What the exercise asks -
Count the lines containing "name". Give the number alone.

Listed records -
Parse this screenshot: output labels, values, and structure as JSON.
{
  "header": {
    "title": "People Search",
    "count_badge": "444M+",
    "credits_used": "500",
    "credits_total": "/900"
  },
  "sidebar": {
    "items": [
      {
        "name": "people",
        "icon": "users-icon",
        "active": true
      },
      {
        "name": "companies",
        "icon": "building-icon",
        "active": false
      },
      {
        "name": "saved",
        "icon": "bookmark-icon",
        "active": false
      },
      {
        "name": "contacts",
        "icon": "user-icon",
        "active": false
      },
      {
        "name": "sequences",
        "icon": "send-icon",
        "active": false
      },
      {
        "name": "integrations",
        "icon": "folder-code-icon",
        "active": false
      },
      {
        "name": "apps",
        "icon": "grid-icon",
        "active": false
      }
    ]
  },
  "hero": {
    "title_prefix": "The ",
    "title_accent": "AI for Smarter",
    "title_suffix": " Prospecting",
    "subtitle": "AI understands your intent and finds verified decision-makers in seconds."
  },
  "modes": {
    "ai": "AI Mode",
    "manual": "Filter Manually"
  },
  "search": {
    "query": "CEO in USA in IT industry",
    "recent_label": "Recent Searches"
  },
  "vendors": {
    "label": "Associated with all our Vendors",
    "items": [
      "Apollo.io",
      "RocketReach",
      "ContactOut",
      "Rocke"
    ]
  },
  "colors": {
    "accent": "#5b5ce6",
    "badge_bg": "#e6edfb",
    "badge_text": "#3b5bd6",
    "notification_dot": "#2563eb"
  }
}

Result of the exercise -
7